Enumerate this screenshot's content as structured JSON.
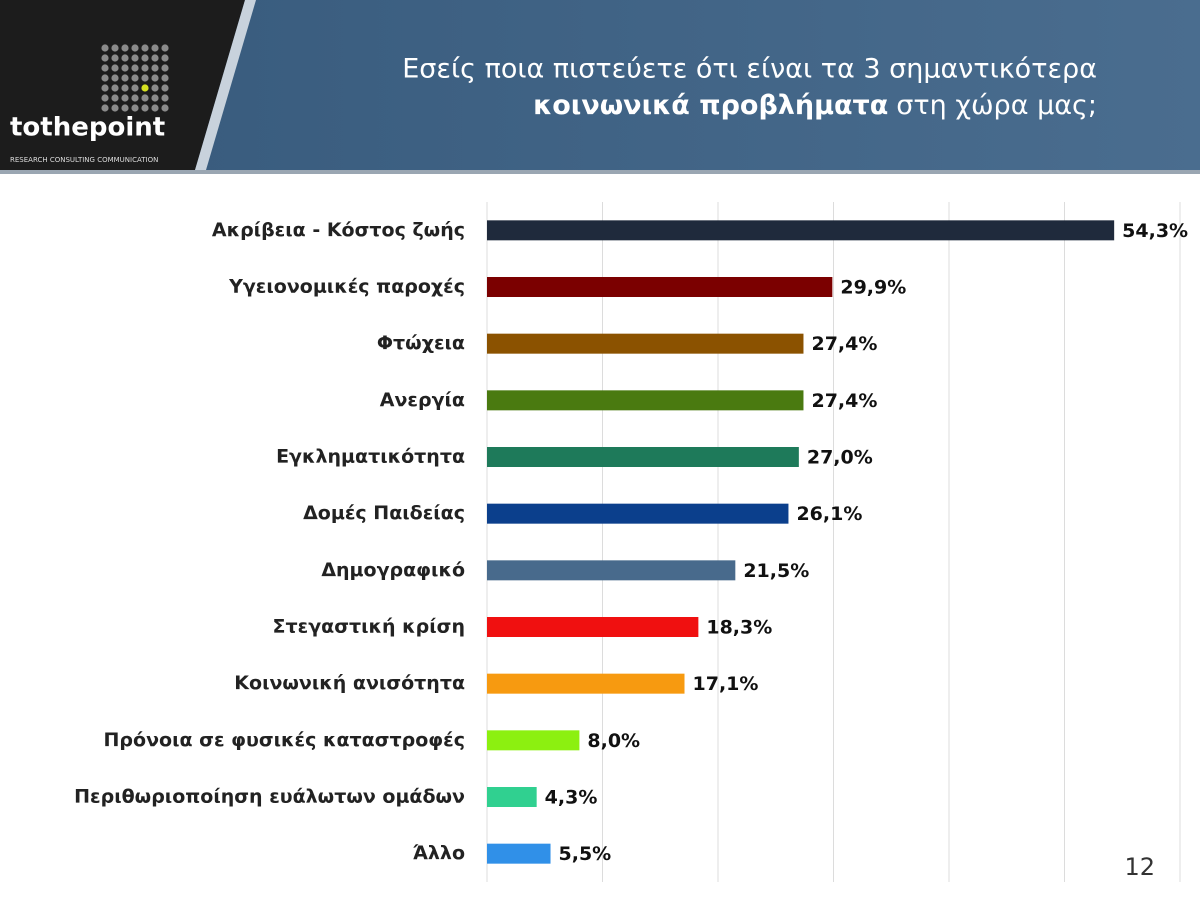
{
  "chart_data": {
    "type": "barh",
    "title_line1": "Εσείς ποια πιστεύετε ότι είναι τα 3 σημαντικότερα",
    "title_line2_bold": "κοινωνικά προβλήματα",
    "title_line2": "στη χώρα μας;",
    "logo": "tothepoint",
    "logo_tagline": "RESEARCH CONSULTING COMMUNICATION",
    "page_number": "12",
    "categories": [
      "Ακρίβεια - Κόστος ζωής",
      "Υγειονομικές παροχές",
      "Φτώχεια",
      "Ανεργία",
      "Εγκληματικότητα",
      "Δομές Παιδείας",
      "Δημογραφικό",
      "Στεγαστική κρίση",
      "Κοινωνική ανισότητα",
      "Πρόνοια σε φυσικές καταστροφές",
      "Περιθωριοποίηση ευάλωτων ομάδων",
      "Άλλο"
    ],
    "values": [
      54.3,
      29.9,
      27.4,
      27.4,
      27.0,
      26.1,
      21.5,
      18.3,
      17.1,
      8.0,
      4.3,
      5.5
    ],
    "value_labels": [
      "54,3%",
      "29,9%",
      "27,4%",
      "27,4%",
      "27,0%",
      "26,1%",
      "21,5%",
      "18,3%",
      "17,1%",
      "8,0%",
      "4,3%",
      "5,5%"
    ],
    "colors": [
      "#1f2a3c",
      "#7b0000",
      "#8b5200",
      "#4a7a10",
      "#1e7a5a",
      "#0b3f8c",
      "#486a8c",
      "#f01010",
      "#f79a10",
      "#8cf010",
      "#30d090",
      "#3090e8"
    ],
    "xlim": [
      0,
      60
    ],
    "xticks": [
      0,
      10,
      20,
      30,
      40,
      50,
      60
    ],
    "grid": true
  }
}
◇ ◇ ◇
Set problem:
Write out every line above exactly as it is, leaving out the pictures.

Result of this task:
Enumerate this screenshot's content as structured JSON.
{
  "chart_data": {
    "type": "barh",
    "title_line1": "Εσείς ποια πιστεύετε ότι είναι τα 3 σημαντικότερα",
    "title_line2_bold": "κοινωνικά προβλήματα",
    "title_line2": "στη χώρα μας;",
    "logo": "tothepoint",
    "logo_tagline": "RESEARCH CONSULTING COMMUNICATION",
    "page_number": "12",
    "categories": [
      "Ακρίβεια - Κόστος ζωής",
      "Υγειονομικές παροχές",
      "Φτώχεια",
      "Ανεργία",
      "Εγκληματικότητα",
      "Δομές Παιδείας",
      "Δημογραφικό",
      "Στεγαστική κρίση",
      "Κοινωνική ανισότητα",
      "Πρόνοια σε φυσικές καταστροφές",
      "Περιθωριοποίηση ευάλωτων ομάδων",
      "Άλλο"
    ],
    "values": [
      54.3,
      29.9,
      27.4,
      27.4,
      27.0,
      26.1,
      21.5,
      18.3,
      17.1,
      8.0,
      4.3,
      5.5
    ],
    "value_labels": [
      "54,3%",
      "29,9%",
      "27,4%",
      "27,4%",
      "27,0%",
      "26,1%",
      "21,5%",
      "18,3%",
      "17,1%",
      "8,0%",
      "4,3%",
      "5,5%"
    ],
    "colors": [
      "#1f2a3c",
      "#7b0000",
      "#8b5200",
      "#4a7a10",
      "#1e7a5a",
      "#0b3f8c",
      "#486a8c",
      "#f01010",
      "#f79a10",
      "#8cf010",
      "#30d090",
      "#3090e8"
    ],
    "xlim": [
      0,
      60
    ],
    "xticks": [
      0,
      10,
      20,
      30,
      40,
      50,
      60
    ],
    "grid": true
  }
}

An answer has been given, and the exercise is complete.